• [Aim]: Out of the lines in this data, how many include "unitário"? Give the number and nothing else.

• [The input]:
▽
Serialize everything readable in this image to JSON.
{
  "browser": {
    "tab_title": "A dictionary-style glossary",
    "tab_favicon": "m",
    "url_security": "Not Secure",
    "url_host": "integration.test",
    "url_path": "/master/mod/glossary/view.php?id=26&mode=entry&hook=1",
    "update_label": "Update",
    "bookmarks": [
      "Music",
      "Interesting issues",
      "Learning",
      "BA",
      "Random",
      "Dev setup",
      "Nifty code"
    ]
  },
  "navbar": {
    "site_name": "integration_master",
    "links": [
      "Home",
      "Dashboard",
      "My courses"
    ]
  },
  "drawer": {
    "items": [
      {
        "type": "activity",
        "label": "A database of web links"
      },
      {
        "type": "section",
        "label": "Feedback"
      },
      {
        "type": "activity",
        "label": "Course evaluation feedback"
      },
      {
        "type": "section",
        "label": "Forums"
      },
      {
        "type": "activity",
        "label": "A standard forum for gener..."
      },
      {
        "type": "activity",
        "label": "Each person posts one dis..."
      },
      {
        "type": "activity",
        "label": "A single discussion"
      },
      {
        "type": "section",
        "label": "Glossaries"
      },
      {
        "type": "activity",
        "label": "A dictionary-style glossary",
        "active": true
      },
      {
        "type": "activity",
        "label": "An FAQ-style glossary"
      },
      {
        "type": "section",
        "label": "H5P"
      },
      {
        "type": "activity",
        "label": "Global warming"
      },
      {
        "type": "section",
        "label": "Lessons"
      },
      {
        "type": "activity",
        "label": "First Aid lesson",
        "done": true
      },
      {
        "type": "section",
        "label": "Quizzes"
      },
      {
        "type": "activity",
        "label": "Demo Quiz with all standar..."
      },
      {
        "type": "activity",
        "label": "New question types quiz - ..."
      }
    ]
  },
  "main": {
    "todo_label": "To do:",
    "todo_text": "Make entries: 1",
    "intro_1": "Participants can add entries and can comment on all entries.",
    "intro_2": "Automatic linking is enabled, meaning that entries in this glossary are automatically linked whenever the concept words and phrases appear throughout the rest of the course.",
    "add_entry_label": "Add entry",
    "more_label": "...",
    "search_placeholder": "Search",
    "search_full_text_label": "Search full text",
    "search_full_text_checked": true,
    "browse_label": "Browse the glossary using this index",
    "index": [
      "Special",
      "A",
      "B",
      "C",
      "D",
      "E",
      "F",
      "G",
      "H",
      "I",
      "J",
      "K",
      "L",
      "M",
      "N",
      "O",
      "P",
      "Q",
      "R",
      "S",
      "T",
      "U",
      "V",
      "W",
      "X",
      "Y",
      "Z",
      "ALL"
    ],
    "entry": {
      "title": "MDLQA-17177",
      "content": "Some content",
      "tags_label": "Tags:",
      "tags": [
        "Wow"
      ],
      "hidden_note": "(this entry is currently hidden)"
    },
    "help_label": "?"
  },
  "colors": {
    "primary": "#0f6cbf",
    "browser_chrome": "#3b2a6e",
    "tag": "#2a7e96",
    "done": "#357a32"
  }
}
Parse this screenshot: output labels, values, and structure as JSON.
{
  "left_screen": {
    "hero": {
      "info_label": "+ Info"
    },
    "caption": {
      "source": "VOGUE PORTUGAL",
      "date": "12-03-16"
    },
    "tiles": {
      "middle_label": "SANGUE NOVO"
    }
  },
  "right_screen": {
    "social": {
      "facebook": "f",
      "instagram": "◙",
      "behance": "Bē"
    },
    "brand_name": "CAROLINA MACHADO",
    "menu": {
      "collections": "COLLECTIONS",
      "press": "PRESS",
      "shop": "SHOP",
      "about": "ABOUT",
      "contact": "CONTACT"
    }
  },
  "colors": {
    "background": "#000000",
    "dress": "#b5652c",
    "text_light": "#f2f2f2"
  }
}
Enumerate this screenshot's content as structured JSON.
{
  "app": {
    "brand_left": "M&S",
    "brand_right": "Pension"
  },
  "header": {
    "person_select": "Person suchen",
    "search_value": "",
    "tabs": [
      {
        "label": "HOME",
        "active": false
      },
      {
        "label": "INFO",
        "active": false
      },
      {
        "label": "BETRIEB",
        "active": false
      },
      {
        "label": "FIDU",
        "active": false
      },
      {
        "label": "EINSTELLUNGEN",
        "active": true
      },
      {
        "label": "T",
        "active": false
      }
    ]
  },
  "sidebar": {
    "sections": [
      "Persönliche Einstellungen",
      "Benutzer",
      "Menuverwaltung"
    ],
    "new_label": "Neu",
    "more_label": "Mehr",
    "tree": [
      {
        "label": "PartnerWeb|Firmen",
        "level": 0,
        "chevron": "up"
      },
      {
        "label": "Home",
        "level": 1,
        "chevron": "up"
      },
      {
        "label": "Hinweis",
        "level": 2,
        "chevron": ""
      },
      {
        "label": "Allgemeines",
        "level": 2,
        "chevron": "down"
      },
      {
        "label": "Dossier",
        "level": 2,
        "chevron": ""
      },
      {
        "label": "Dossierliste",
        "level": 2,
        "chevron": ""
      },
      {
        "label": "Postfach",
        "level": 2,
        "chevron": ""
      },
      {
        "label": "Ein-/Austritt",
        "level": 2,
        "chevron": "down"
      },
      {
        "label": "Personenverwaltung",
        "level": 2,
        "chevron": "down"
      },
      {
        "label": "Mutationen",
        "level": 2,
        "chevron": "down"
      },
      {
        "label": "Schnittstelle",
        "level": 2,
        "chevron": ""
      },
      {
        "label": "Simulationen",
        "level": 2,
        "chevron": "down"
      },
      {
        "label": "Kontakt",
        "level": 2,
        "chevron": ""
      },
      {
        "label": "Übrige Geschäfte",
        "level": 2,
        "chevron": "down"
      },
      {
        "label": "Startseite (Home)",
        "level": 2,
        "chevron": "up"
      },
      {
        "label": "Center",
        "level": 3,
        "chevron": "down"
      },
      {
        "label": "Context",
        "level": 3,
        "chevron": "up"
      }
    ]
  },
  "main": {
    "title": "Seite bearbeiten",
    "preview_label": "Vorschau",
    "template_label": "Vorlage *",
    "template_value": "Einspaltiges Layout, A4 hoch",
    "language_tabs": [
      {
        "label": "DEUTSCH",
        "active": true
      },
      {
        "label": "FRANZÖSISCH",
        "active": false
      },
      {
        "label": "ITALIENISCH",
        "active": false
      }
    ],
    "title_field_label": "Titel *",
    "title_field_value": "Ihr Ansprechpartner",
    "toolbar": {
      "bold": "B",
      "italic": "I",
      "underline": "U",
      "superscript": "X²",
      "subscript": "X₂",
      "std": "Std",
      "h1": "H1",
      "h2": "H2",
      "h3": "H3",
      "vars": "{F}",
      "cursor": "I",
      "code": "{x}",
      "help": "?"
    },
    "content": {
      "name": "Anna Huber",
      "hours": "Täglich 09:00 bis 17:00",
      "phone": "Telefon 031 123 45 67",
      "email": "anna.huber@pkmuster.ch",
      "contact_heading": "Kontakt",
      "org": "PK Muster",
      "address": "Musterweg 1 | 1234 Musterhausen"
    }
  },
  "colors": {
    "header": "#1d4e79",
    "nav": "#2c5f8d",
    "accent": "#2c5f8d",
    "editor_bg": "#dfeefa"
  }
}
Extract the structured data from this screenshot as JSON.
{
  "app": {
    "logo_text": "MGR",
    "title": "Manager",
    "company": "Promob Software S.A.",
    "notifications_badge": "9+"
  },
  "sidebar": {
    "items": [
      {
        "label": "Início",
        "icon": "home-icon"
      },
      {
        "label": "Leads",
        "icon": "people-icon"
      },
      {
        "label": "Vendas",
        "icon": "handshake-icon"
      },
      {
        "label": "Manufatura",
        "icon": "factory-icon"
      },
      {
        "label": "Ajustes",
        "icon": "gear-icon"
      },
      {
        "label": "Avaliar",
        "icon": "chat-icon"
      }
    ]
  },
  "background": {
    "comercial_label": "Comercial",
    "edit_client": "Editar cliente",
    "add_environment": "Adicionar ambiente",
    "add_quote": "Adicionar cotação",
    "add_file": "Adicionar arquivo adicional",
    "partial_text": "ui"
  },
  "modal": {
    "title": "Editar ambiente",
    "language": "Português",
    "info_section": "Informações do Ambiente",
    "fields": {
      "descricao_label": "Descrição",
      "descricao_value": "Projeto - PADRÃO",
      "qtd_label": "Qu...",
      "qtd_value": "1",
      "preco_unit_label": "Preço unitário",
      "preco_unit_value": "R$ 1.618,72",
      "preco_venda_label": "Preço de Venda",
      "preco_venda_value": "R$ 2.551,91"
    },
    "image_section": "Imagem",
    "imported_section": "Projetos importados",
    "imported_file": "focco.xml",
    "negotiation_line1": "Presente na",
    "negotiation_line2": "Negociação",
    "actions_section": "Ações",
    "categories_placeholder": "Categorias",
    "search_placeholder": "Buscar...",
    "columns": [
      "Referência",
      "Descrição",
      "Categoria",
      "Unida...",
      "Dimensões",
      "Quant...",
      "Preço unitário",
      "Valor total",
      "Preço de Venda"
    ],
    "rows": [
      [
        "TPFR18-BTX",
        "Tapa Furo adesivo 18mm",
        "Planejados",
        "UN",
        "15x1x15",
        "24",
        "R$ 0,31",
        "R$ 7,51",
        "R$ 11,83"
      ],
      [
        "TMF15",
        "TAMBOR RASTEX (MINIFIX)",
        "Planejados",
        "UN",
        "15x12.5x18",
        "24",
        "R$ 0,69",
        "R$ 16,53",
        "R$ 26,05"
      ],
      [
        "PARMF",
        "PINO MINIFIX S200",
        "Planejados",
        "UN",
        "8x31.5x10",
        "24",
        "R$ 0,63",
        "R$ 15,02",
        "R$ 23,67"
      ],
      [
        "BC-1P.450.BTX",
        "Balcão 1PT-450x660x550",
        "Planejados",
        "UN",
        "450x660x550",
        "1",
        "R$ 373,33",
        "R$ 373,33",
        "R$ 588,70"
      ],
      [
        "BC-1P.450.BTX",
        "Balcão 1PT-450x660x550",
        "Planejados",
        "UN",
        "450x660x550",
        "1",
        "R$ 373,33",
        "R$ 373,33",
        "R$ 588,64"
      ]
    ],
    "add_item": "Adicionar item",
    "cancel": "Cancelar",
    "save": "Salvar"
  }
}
△
• [Task result]: 2